▶ _Stated exercise_
Return the count of lines with the string "Churn" in them, and nothing else.

## begin Entries

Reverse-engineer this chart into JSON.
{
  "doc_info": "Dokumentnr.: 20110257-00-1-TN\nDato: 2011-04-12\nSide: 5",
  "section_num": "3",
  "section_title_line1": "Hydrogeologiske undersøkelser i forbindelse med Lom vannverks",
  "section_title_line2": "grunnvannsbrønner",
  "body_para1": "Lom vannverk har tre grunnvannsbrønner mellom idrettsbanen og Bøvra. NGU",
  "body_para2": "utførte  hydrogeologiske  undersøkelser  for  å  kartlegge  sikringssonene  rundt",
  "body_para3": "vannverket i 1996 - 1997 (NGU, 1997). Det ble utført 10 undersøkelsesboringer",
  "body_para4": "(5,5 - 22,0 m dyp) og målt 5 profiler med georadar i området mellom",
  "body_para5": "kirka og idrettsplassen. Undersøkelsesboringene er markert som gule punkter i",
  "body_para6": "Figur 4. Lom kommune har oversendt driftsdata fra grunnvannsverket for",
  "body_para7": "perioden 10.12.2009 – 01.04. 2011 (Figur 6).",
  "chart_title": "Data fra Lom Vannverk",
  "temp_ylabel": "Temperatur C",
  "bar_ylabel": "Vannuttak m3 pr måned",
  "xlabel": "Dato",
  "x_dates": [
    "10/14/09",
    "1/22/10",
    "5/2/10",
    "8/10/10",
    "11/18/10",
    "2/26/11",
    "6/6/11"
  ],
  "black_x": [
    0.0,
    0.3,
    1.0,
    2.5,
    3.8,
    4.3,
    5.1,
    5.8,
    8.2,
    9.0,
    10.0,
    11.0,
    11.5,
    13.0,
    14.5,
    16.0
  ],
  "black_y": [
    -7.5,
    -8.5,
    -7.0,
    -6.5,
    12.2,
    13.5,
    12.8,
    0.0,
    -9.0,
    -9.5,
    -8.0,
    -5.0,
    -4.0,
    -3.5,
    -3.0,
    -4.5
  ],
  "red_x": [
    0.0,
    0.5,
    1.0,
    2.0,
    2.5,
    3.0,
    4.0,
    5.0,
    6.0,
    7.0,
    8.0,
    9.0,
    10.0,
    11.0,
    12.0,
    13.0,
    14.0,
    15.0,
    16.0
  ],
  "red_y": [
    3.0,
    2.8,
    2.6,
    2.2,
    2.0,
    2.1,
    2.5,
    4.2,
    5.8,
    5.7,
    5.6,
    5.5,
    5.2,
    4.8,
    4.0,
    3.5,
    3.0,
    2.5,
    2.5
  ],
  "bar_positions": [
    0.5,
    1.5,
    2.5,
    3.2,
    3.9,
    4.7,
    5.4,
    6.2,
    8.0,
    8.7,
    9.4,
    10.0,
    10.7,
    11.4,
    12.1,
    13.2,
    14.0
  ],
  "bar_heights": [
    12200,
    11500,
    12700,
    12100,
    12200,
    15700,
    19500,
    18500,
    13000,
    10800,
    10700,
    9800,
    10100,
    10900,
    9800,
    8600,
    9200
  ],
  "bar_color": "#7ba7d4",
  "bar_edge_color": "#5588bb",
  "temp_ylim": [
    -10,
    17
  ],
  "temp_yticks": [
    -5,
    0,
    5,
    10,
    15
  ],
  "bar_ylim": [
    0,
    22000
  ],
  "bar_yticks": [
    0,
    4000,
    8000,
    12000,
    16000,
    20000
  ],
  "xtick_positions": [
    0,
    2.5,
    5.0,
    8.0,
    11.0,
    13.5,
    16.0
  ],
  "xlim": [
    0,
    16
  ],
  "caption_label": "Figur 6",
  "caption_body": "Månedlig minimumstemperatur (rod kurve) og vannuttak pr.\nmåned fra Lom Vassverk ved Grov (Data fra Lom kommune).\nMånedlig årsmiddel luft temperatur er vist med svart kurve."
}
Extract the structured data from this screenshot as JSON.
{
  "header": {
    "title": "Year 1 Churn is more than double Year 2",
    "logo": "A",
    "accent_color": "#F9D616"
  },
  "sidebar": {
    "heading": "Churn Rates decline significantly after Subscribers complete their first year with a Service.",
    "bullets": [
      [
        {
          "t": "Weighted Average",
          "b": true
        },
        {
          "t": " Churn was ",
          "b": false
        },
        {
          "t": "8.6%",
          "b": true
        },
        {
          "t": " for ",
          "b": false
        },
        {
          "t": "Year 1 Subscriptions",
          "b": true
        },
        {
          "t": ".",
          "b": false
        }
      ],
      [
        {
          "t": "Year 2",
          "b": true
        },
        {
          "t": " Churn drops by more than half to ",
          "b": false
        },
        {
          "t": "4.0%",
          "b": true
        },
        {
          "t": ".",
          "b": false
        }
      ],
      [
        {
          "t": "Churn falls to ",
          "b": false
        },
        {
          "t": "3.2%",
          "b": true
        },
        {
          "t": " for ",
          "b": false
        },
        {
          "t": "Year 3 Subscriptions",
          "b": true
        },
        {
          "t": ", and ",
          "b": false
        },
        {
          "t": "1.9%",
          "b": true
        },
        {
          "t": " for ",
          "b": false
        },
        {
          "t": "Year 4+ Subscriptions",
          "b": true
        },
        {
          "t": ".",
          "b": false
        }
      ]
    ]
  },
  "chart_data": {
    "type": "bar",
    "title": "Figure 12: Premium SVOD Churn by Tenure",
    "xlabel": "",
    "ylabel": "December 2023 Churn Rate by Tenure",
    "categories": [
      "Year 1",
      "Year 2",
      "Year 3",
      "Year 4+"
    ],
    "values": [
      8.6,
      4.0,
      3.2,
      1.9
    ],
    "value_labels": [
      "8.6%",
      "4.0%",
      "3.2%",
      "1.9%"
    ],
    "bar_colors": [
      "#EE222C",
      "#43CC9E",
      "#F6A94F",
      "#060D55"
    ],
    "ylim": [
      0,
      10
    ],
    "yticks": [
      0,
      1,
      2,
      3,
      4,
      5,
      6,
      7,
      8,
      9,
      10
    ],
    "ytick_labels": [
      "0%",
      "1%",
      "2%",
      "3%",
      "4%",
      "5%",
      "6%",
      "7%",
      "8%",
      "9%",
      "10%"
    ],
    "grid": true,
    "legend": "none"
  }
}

## end Entries

▶ _Answer for the task_
7